> Saved entries:
****************************************

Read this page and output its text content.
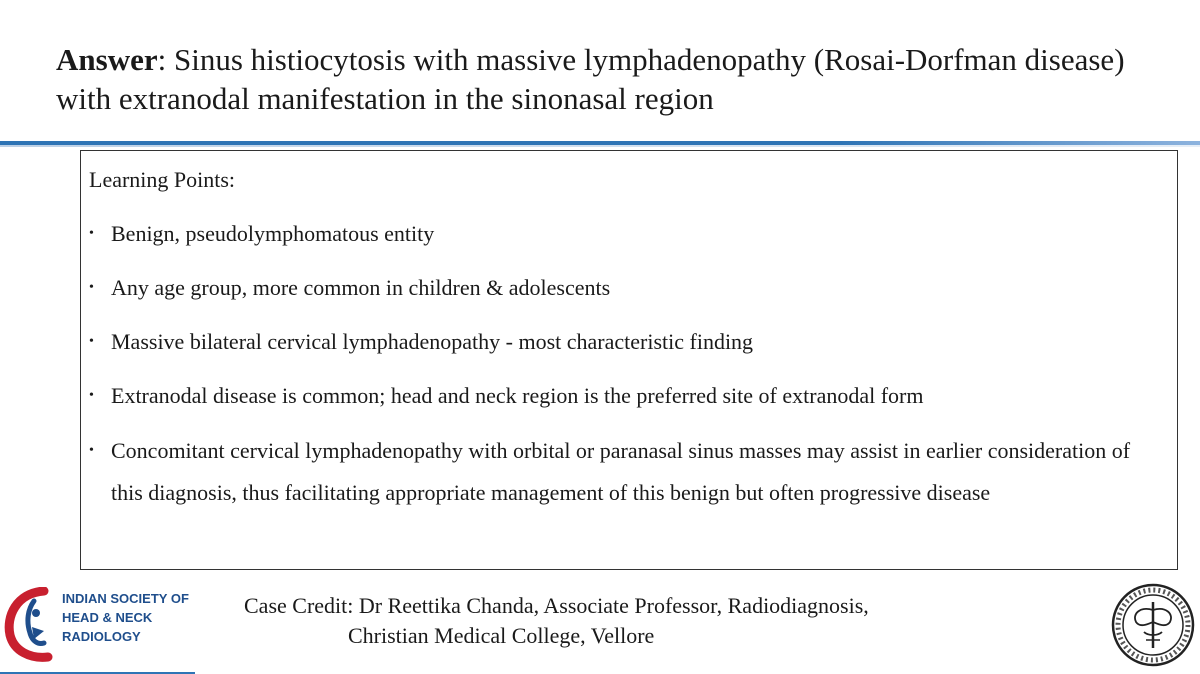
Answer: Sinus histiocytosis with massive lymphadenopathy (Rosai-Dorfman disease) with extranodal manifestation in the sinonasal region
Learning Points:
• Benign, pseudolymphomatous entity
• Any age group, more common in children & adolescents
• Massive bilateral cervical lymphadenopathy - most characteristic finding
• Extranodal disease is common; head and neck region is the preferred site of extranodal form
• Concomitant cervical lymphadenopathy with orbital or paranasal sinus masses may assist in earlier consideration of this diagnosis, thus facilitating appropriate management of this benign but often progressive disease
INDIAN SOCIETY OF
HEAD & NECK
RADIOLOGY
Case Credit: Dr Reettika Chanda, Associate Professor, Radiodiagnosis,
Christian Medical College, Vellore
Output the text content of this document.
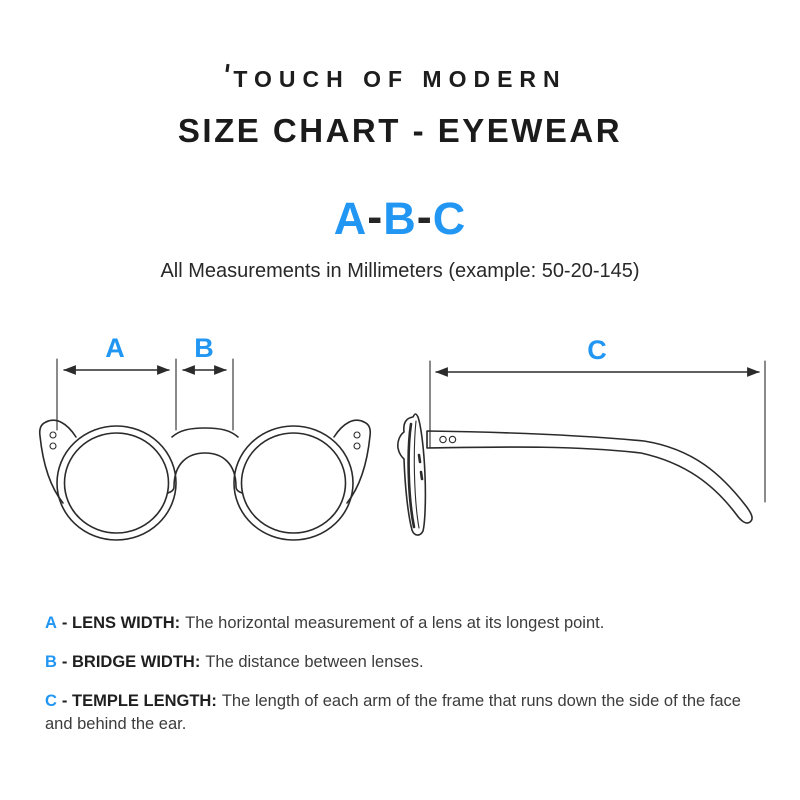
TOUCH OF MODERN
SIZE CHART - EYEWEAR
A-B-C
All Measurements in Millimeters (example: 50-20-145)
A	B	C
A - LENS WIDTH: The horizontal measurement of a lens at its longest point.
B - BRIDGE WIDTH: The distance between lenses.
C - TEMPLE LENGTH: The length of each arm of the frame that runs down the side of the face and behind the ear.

****************************************

> Given problem:
Copy each line above containing the string "content".

> Finished answer:
Read this page and output its text content.
Output the text content of this document.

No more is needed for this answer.